Aim of the exercise: Reproduce all the lines below exactly and omit the images.

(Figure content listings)
■ ■ ■ ■

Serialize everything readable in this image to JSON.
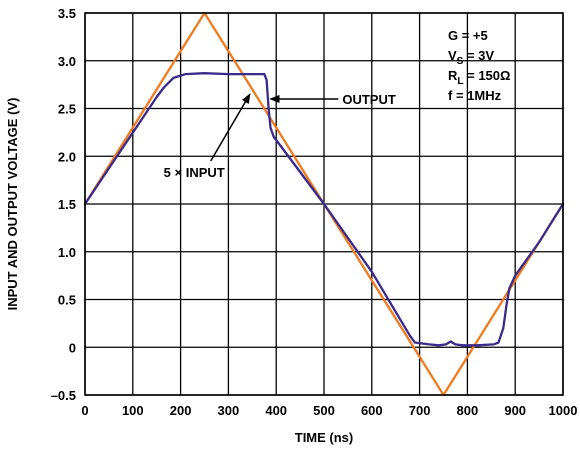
{
  "chart_data": {
    "type": "line",
    "xlabel": "TIME (ns)",
    "ylabel": "INPUT AND OUTPUT VOLTAGE (V)",
    "xlim": [
      0,
      1000
    ],
    "ylim": [
      -0.5,
      3.5
    ],
    "x_ticks": [
      0,
      100,
      200,
      300,
      400,
      500,
      600,
      700,
      800,
      900,
      1000
    ],
    "x_tick_labels": [
      "0",
      "100",
      "200",
      "300",
      "400",
      "500",
      "600",
      "700",
      "800",
      "900",
      "1000"
    ],
    "y_ticks": [
      -0.5,
      0,
      0.5,
      1.0,
      1.5,
      2.0,
      2.5,
      3.0,
      3.5
    ],
    "y_tick_labels": [
      "–0.5",
      "0",
      "0.5",
      "1.0",
      "1.5",
      "2.0",
      "2.5",
      "3.0",
      "3.5"
    ],
    "grid": true,
    "conditions": [
      {
        "main": "G = +5",
        "sub": "",
        "tail": ""
      },
      {
        "main": "V",
        "sub": "S",
        "tail": " = 3V"
      },
      {
        "main": "R",
        "sub": "L",
        "tail": " = 150Ω"
      },
      {
        "main": "f = 1MHz",
        "sub": "",
        "tail": ""
      }
    ],
    "series": [
      {
        "name": "5 × INPUT",
        "color": "#f07a1e",
        "points": [
          [
            0,
            1.5
          ],
          [
            250,
            3.5
          ],
          [
            750,
            -0.5
          ],
          [
            1000,
            1.5
          ]
        ]
      },
      {
        "name": "OUTPUT",
        "color": "#3a2a8c",
        "points": [
          [
            0,
            1.5
          ],
          [
            150,
            2.62
          ],
          [
            165,
            2.72
          ],
          [
            185,
            2.82
          ],
          [
            210,
            2.86
          ],
          [
            250,
            2.87
          ],
          [
            300,
            2.86
          ],
          [
            340,
            2.86
          ],
          [
            375,
            2.86
          ],
          [
            380,
            2.8
          ],
          [
            384,
            2.5
          ],
          [
            388,
            2.3
          ],
          [
            395,
            2.2
          ],
          [
            400,
            2.17
          ],
          [
            500,
            1.5
          ],
          [
            600,
            0.79
          ],
          [
            680,
            0.12
          ],
          [
            690,
            0.05
          ],
          [
            720,
            0.03
          ],
          [
            740,
            0.02
          ],
          [
            755,
            0.03
          ],
          [
            765,
            0.06
          ],
          [
            775,
            0.03
          ],
          [
            790,
            0.02
          ],
          [
            820,
            0.02
          ],
          [
            855,
            0.03
          ],
          [
            865,
            0.05
          ],
          [
            875,
            0.2
          ],
          [
            882,
            0.45
          ],
          [
            888,
            0.62
          ],
          [
            900,
            0.75
          ],
          [
            950,
            1.1
          ],
          [
            1000,
            1.5
          ]
        ]
      }
    ],
    "callouts": [
      {
        "label": "OUTPUT",
        "series": "OUTPUT",
        "tip": [
          388,
          2.6
        ],
        "tail": [
          530,
          2.6
        ]
      },
      {
        "label": "5 × INPUT",
        "series": "5 × INPUT",
        "tip": [
          345,
          2.65
        ],
        "tail": [
          263,
          1.95
        ]
      }
    ]
  }
}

■ ■ ■ ■

Result of the exercise:
Serialize everything readable in this image to JSON.
{
  "chart_data": {
    "type": "line",
    "xlabel": "TIME (ns)",
    "ylabel": "INPUT AND OUTPUT VOLTAGE (V)",
    "xlim": [
      0,
      1000
    ],
    "ylim": [
      -0.5,
      3.5
    ],
    "x_ticks": [
      0,
      100,
      200,
      300,
      400,
      500,
      600,
      700,
      800,
      900,
      1000
    ],
    "x_tick_labels": [
      "0",
      "100",
      "200",
      "300",
      "400",
      "500",
      "600",
      "700",
      "800",
      "900",
      "1000"
    ],
    "y_ticks": [
      -0.5,
      0,
      0.5,
      1.0,
      1.5,
      2.0,
      2.5,
      3.0,
      3.5
    ],
    "y_tick_labels": [
      "–0.5",
      "0",
      "0.5",
      "1.0",
      "1.5",
      "2.0",
      "2.5",
      "3.0",
      "3.5"
    ],
    "grid": true,
    "conditions": [
      {
        "main": "G = +5",
        "sub": "",
        "tail": ""
      },
      {
        "main": "V",
        "sub": "S",
        "tail": " = 3V"
      },
      {
        "main": "R",
        "sub": "L",
        "tail": " = 150Ω"
      },
      {
        "main": "f = 1MHz",
        "sub": "",
        "tail": ""
      }
    ],
    "series": [
      {
        "name": "5 × INPUT",
        "color": "#f07a1e",
        "points": [
          [
            0,
            1.5
          ],
          [
            250,
            3.5
          ],
          [
            750,
            -0.5
          ],
          [
            1000,
            1.5
          ]
        ]
      },
      {
        "name": "OUTPUT",
        "color": "#3a2a8c",
        "points": [
          [
            0,
            1.5
          ],
          [
            150,
            2.62
          ],
          [
            165,
            2.72
          ],
          [
            185,
            2.82
          ],
          [
            210,
            2.86
          ],
          [
            250,
            2.87
          ],
          [
            300,
            2.86
          ],
          [
            340,
            2.86
          ],
          [
            375,
            2.86
          ],
          [
            380,
            2.8
          ],
          [
            384,
            2.5
          ],
          [
            388,
            2.3
          ],
          [
            395,
            2.2
          ],
          [
            400,
            2.17
          ],
          [
            500,
            1.5
          ],
          [
            600,
            0.79
          ],
          [
            680,
            0.12
          ],
          [
            690,
            0.05
          ],
          [
            720,
            0.03
          ],
          [
            740,
            0.02
          ],
          [
            755,
            0.03
          ],
          [
            765,
            0.06
          ],
          [
            775,
            0.03
          ],
          [
            790,
            0.02
          ],
          [
            820,
            0.02
          ],
          [
            855,
            0.03
          ],
          [
            865,
            0.05
          ],
          [
            875,
            0.2
          ],
          [
            882,
            0.45
          ],
          [
            888,
            0.62
          ],
          [
            900,
            0.75
          ],
          [
            950,
            1.1
          ],
          [
            1000,
            1.5
          ]
        ]
      }
    ],
    "callouts": [
      {
        "label": "OUTPUT",
        "series": "OUTPUT",
        "tip": [
          388,
          2.6
        ],
        "tail": [
          530,
          2.6
        ]
      },
      {
        "label": "5 × INPUT",
        "series": "5 × INPUT",
        "tip": [
          345,
          2.65
        ],
        "tail": [
          263,
          1.95
        ]
      }
    ]
  }
}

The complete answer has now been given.